◆ WORK TO BE COMPLETED: Below are records; count the lines in them that hold "message" and give only the count.

# START OF EXTRACTED ENTRIES

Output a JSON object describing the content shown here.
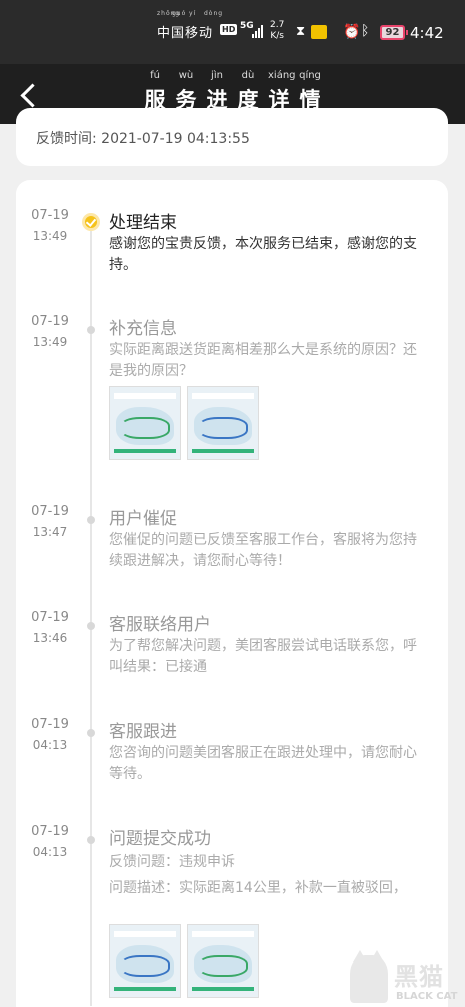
{
  "status_bar": {
    "carrier": "中国移动",
    "carrier_pinyin": [
      "zhōng",
      "guó",
      "yí",
      "dòng"
    ],
    "hd": "HD",
    "network": "5G",
    "speed_value": "2.7",
    "speed_unit": "K/s",
    "battery": "92",
    "time": "4:42",
    "icons": [
      "signal-icon",
      "hourglass-icon",
      "app-notification-icon",
      "alarm-icon",
      "bluetooth-icon",
      "battery-icon"
    ]
  },
  "header": {
    "title_chars": [
      "服",
      "务",
      "进",
      "度",
      "详",
      "情"
    ],
    "title_pinyin": [
      "fú",
      "wù",
      "jìn",
      "dù",
      "xiáng",
      "qíng"
    ],
    "back_icon": "back-arrow-icon"
  },
  "feedback": {
    "label": "反馈时间:",
    "value": "2021-07-19 04:13:55"
  },
  "timeline": [
    {
      "date": "07-19",
      "time": "13:49",
      "title": "处理结束",
      "desc": "感谢您的宝贵反馈，本次服务已结束，感谢您的支持。",
      "active": true
    },
    {
      "date": "07-19",
      "time": "13:49",
      "title": "补充信息",
      "desc": "实际距离跟送货距离相差那么大是系统的原因？还是我的原因？",
      "images": 2
    },
    {
      "date": "07-19",
      "time": "13:47",
      "title": "用户催促",
      "desc": "您催促的问题已反馈至客服工作台，客服将为您持续跟进解决，请您耐心等待！"
    },
    {
      "date": "07-19",
      "time": "13:46",
      "title": "客服联络用户",
      "desc": "为了帮您解决问题，美团客服尝试电话联系您，呼叫结果：已接通"
    },
    {
      "date": "07-19",
      "time": "04:13",
      "title": "客服跟进",
      "desc": "您咨询的问题美团客服正在跟进处理中，请您耐心等待。"
    },
    {
      "date": "07-19",
      "time": "04:13",
      "title": "问题提交成功",
      "desc": "反馈问题：违规申诉",
      "desc2": "问题描述：实际距离14公里，补款一直被驳回，",
      "images": 2
    }
  ],
  "watermark": {
    "cn": "黑猫",
    "en": "BLACK CAT"
  },
  "colors": {
    "active_dot": "#f5c21a",
    "header_bg": "#1f1f1f",
    "status_bg": "#2b2b2b",
    "battery_border": "#e8436b"
  }
}
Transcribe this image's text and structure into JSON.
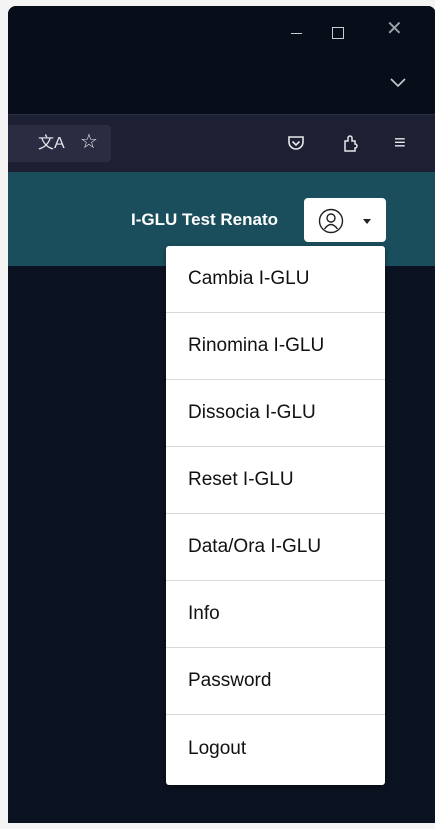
{
  "window": {
    "controls": [
      "minimize",
      "maximize",
      "close"
    ]
  },
  "toolbar": {
    "icons": [
      "translate-icon",
      "bookmark-star-icon",
      "pocket-icon",
      "extensions-icon",
      "menu-icon"
    ]
  },
  "header": {
    "title": "I-GLU Test Renato",
    "user_button_icon": "user-circle-icon",
    "bg_color": "#1b4e5c"
  },
  "dropdown": {
    "items": [
      {
        "label": "Cambia I-GLU"
      },
      {
        "label": "Rinomina I-GLU"
      },
      {
        "label": "Dissocia I-GLU"
      },
      {
        "label": "Reset I-GLU"
      },
      {
        "label": "Data/Ora I-GLU"
      },
      {
        "label": "Info"
      },
      {
        "label": "Password"
      },
      {
        "label": "Logout"
      }
    ]
  },
  "colors": {
    "page_bg": "#0b1221",
    "toolbar_bg": "#1d2033"
  }
}
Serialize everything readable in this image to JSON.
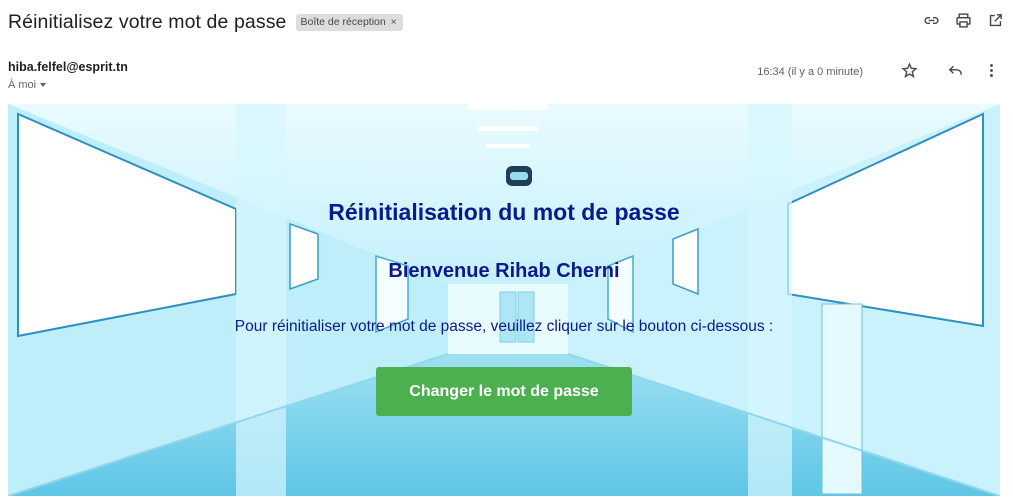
{
  "email": {
    "subject": "Réinitialisez votre mot de passe",
    "label": "Boîte de réception",
    "label_close": "×",
    "sender": "hiba.felfel@esprit.tn",
    "recipient": "À moi",
    "time": "16:34 (il y a 0 minute)"
  },
  "icons": {
    "open_link": "link-icon",
    "print": "print-icon",
    "new_window": "open-in-new-window-icon",
    "star": "star-icon",
    "reply": "reply-icon",
    "more": "more-vertical-icon"
  },
  "banner": {
    "title": "Réinitialisation du mot de passe",
    "welcome": "Bienvenue Rihab Cherni",
    "instruction": "Pour réinitialiser votre mot de passe, veuillez cliquer sur le bouton ci-dessous :",
    "button_label": "Changer le mot de passe"
  },
  "colors": {
    "heading": "#0a1a8c",
    "button": "#4caf50",
    "label_chip": "#dddddd"
  }
}
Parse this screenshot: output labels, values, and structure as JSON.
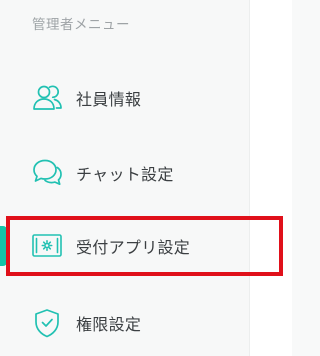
{
  "sidebar": {
    "section_title": "管理者メニュー",
    "items": [
      {
        "label": "社員情報",
        "icon": "users-icon",
        "active": false
      },
      {
        "label": "チャット設定",
        "icon": "chat-bubbles-icon",
        "active": false
      },
      {
        "label": "受付アプリ設定",
        "icon": "tablet-settings-icon",
        "active": true
      },
      {
        "label": "権限設定",
        "icon": "shield-check-icon",
        "active": false
      }
    ]
  },
  "colors": {
    "accent": "#13c3a8",
    "icon": "#21c1b2",
    "text": "#3b3f42",
    "muted_text": "#9ea3a6",
    "highlight_border": "#e0101a",
    "sidebar_bg": "#f7f8f8"
  }
}
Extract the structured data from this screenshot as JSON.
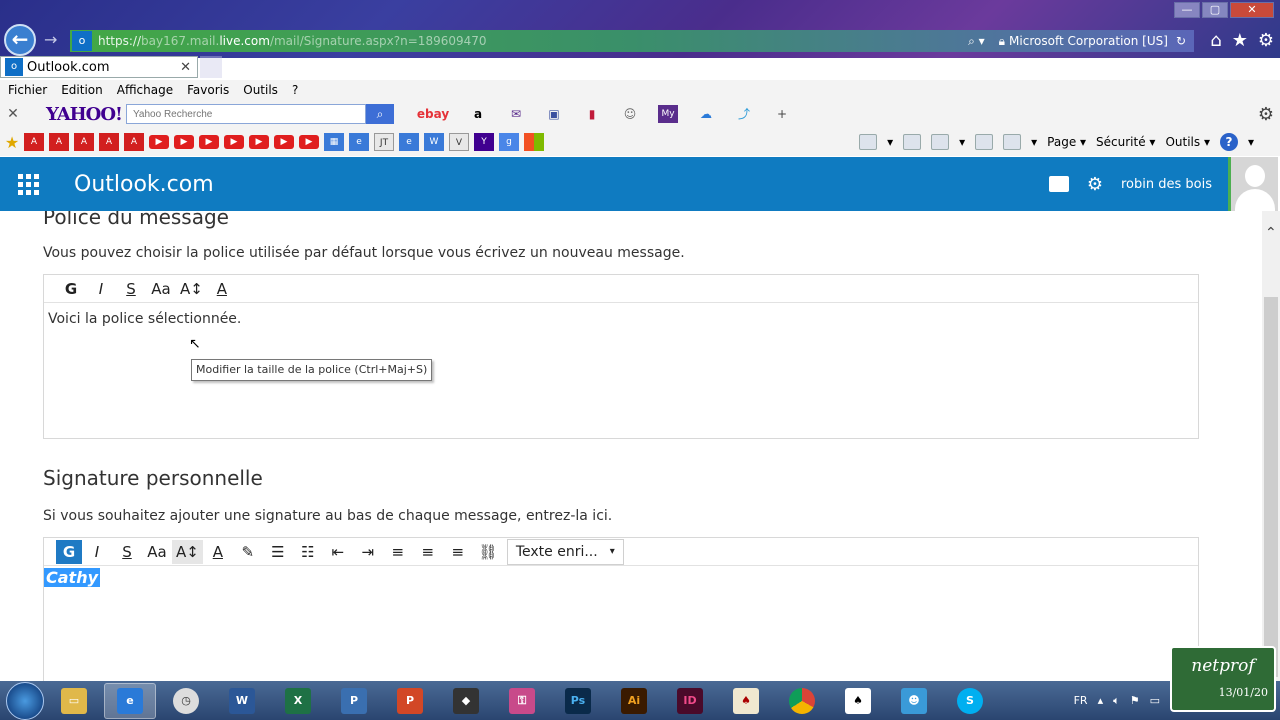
{
  "browser": {
    "url_prefix": "https://",
    "url_host_dim": "bay167.mail.",
    "url_host": "live.com",
    "url_path": "/mail/Signature.aspx?n=189609470",
    "cert": "Microsoft Corporation [US]",
    "tab_title": "Outlook.com",
    "menu": [
      "Fichier",
      "Edition",
      "Affichage",
      "Favoris",
      "Outils",
      "?"
    ],
    "yahoo_logo": "YAHOO!",
    "yahoo_placeholder": "Yahoo Recherche",
    "ebay": "ebay",
    "amazon": "a",
    "cmd": {
      "page": "Page ▾",
      "securite": "Sécurité ▾",
      "outils": "Outils ▾"
    }
  },
  "outlook": {
    "brand": "Outlook.com",
    "user": "robin des bois"
  },
  "section_font": {
    "heading": "Police du message",
    "description": "Vous pouvez choisir la police utilisée par défaut lorsque vous écrivez un nouveau message.",
    "sample": "Voici la police sélectionnée."
  },
  "section_signature": {
    "heading": "Signature personnelle",
    "description": "Si vous souhaitez ajouter une signature au bas de chaque message, entrez-la ici.",
    "font_select": "Texte enri...",
    "content": "Cathy",
    "tooltip": "Modifier la taille de la police (Ctrl+Maj+S)"
  },
  "toolbar_glyphs": {
    "bold": "G",
    "italic": "I",
    "strike": "S",
    "font": "Aa",
    "size": "A↕",
    "color": "A"
  },
  "taskbar": {
    "lang": "FR",
    "date": "13/01/20"
  },
  "watermark": "netprof"
}
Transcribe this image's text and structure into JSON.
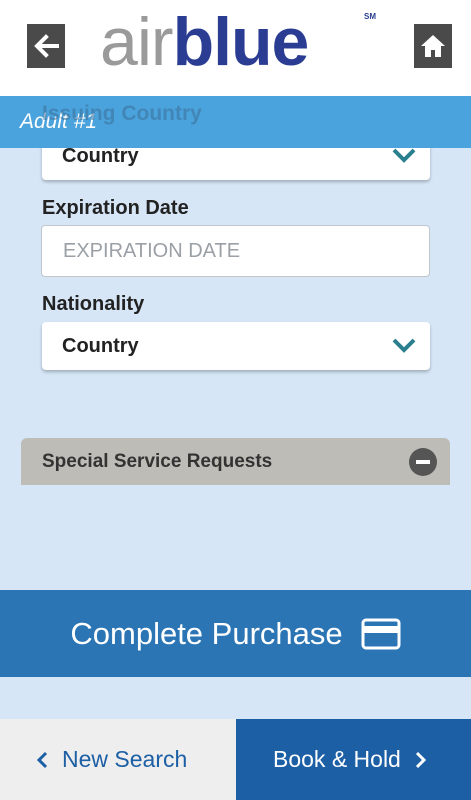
{
  "header": {
    "back_icon": "arrow-left-icon",
    "home_icon": "home-icon",
    "logo": {
      "air": "air",
      "blue": "blue",
      "sm": "SM"
    }
  },
  "passenger": {
    "title": "Adult #1",
    "issuing_country_label": "Issuing Country",
    "issuing_country_value": "Country",
    "expiration_label": "Expiration Date",
    "expiration_placeholder": "EXPIRATION DATE",
    "expiration_value": "",
    "nationality_label": "Nationality",
    "nationality_value": "Country"
  },
  "ssr": {
    "label": "Special Service Requests",
    "toggle_icon": "minus-circle-icon"
  },
  "actions": {
    "complete_purchase": "Complete Purchase",
    "card_icon": "credit-card-icon"
  },
  "footer": {
    "new_search": "New Search",
    "book_hold": "Book & Hold",
    "left_icon": "chevron-left-icon",
    "right_icon": "chevron-right-icon"
  },
  "colors": {
    "page_bg": "#d6e6f7",
    "section_bar": "#4aa3dc",
    "chevron": "#2a7f8f",
    "ssr_bar": "#bdbcb6",
    "purchase_bg": "#2b75b5",
    "footer_left_bg": "#eeeeee",
    "footer_right_bg": "#1c5fa5",
    "brand_blue": "#2a3d92",
    "brand_gray": "#9a9a9a"
  }
}
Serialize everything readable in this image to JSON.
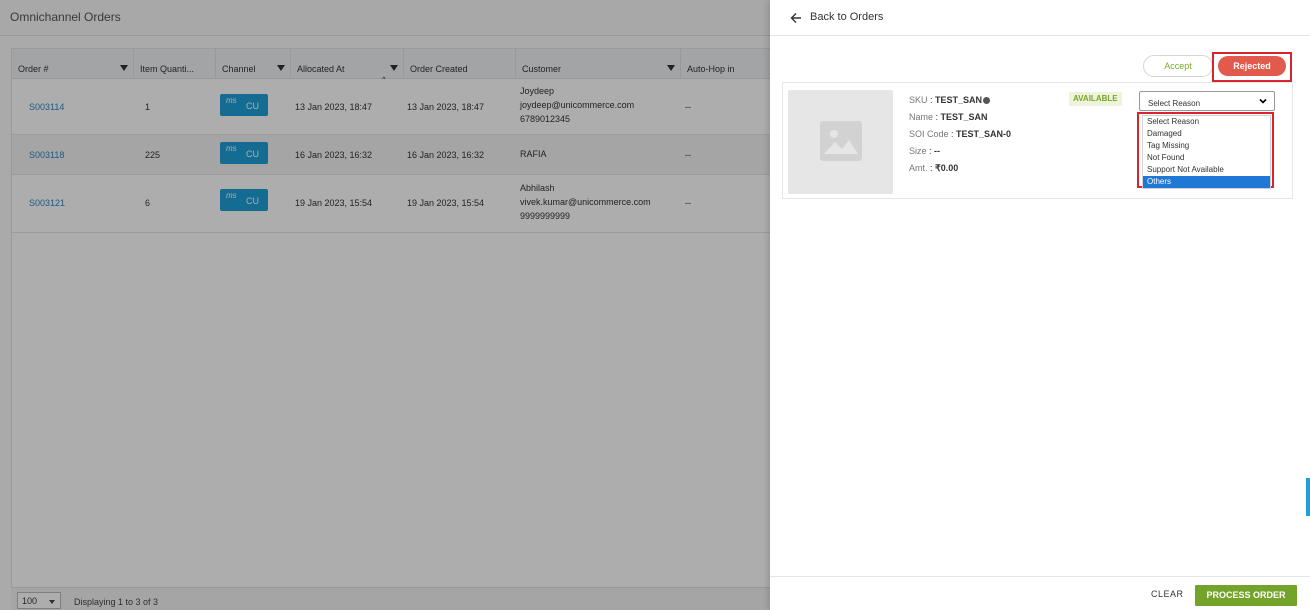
{
  "page": {
    "title": "Omnichannel Orders"
  },
  "grid": {
    "columns": [
      "Order #",
      "Item Quanti...",
      "Channel",
      "Allocated At",
      "Order Created",
      "Customer",
      "Auto-Hop in"
    ],
    "rows": [
      {
        "order": "S003114",
        "qty": "1",
        "channel_ms": "ms",
        "channel_cu": "CU",
        "allocated": "13 Jan 2023, 18:47",
        "created": "13 Jan 2023, 18:47",
        "customer": [
          "Joydeep",
          "joydeep@unicommerce.com",
          "6789012345"
        ],
        "autohop": "--"
      },
      {
        "order": "S003118",
        "qty": "225",
        "channel_ms": "ms",
        "channel_cu": "CU",
        "allocated": "16 Jan 2023, 16:32",
        "created": "16 Jan 2023, 16:32",
        "customer": [
          "RAFIA"
        ],
        "autohop": "--"
      },
      {
        "order": "S003121",
        "qty": "6",
        "channel_ms": "ms",
        "channel_cu": "CU",
        "allocated": "19 Jan 2023, 15:54",
        "created": "19 Jan 2023, 15:54",
        "customer": [
          "Abhilash",
          "vivek.kumar@unicommerce.com",
          "9999999999"
        ],
        "autohop": "--"
      }
    ],
    "footer": {
      "page_size": "100",
      "displaying": "Displaying 1 to 3 of 3"
    }
  },
  "panel": {
    "back_label": "Back to Orders",
    "accept_label": "Accept",
    "rejected_label": "Rejected",
    "item": {
      "sku_key": "SKU",
      "sku_value": "TEST_SAN",
      "name_key": "Name",
      "name_value": "TEST_SAN",
      "soi_key": "SOI Code",
      "soi_value": "TEST_SAN-0",
      "size_key": "Size",
      "size_value": "--",
      "amt_key": "Amt.",
      "amt_value": "₹0.00",
      "availability": "AVAILABLE"
    },
    "reason": {
      "selected": "Select Reason",
      "options": [
        "Select Reason",
        "Damaged",
        "Tag Missing",
        "Not Found",
        "Support Not Available",
        "Others"
      ],
      "highlighted": "Others"
    },
    "clear_label": "CLEAR",
    "process_label": "PROCESS ORDER"
  },
  "colors": {
    "accent_green": "#74a32b",
    "rejected_red": "#e25a4c",
    "link_blue": "#2b86c5",
    "channel_blue": "#1fa0d8",
    "highlight_border": "#d9232d"
  }
}
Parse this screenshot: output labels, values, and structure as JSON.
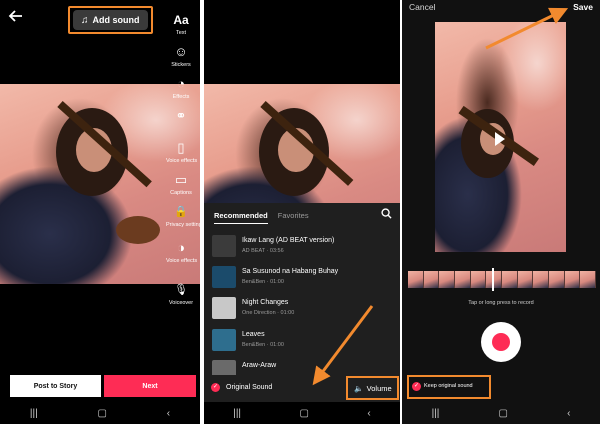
{
  "panel1": {
    "add_sound_label": "Add sound",
    "tools": [
      {
        "icon": "text-icon",
        "glyph": "Aa",
        "label": "Text"
      },
      {
        "icon": "stickers-icon",
        "glyph": "☺",
        "label": "Stickers"
      },
      {
        "icon": "effects-icon",
        "glyph": "◔",
        "label": "Effects"
      },
      {
        "icon": "filters-icon",
        "glyph": "⚭",
        "label": ""
      },
      {
        "icon": "voice-effects-icon",
        "glyph": "▯",
        "label": "Voice effects"
      },
      {
        "icon": "captions-icon",
        "glyph": "▭",
        "label": "Captions"
      },
      {
        "icon": "privacy-icon",
        "glyph": "🔒",
        "label": "Privacy settings"
      },
      {
        "icon": "voice-effects-icon",
        "glyph": "◑",
        "label": "Voice effects"
      },
      {
        "icon": "voiceover-icon",
        "glyph": "🎙",
        "label": "Voiceover"
      }
    ],
    "post_to_story_label": "Post to Story",
    "next_label": "Next"
  },
  "panel2": {
    "tabs": [
      "Recommended",
      "Favorites"
    ],
    "songs": [
      {
        "title": "Ikaw  Lang (AD BEAT version)",
        "meta": "AD BEAT · 03:56",
        "color": "#3b3b3b"
      },
      {
        "title": "Sa Susunod na Habang Buhay",
        "meta": "Ben&Ben · 01:00",
        "color": "#1b4b6b"
      },
      {
        "title": "Night Changes",
        "meta": "One Direction · 01:00",
        "color": "#c8c8c8"
      },
      {
        "title": "Leaves",
        "meta": "Ben&Ben · 01:00",
        "color": "#2e6e8e"
      },
      {
        "title": "Araw-Araw",
        "meta": "",
        "color": "#6a6a6a"
      }
    ],
    "original_sound_label": "Original Sound",
    "volume_label": "Volume"
  },
  "panel3": {
    "cancel_label": "Cancel",
    "save_label": "Save",
    "tap_text": "Tap or long press to record",
    "keep_original_label": "Keep original sound"
  },
  "colors": {
    "accent": "#fe2c55",
    "highlight": "#f28a2e"
  }
}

# END OF EXTRACTED ENTRIES

◆ COMPLETED TASK: 3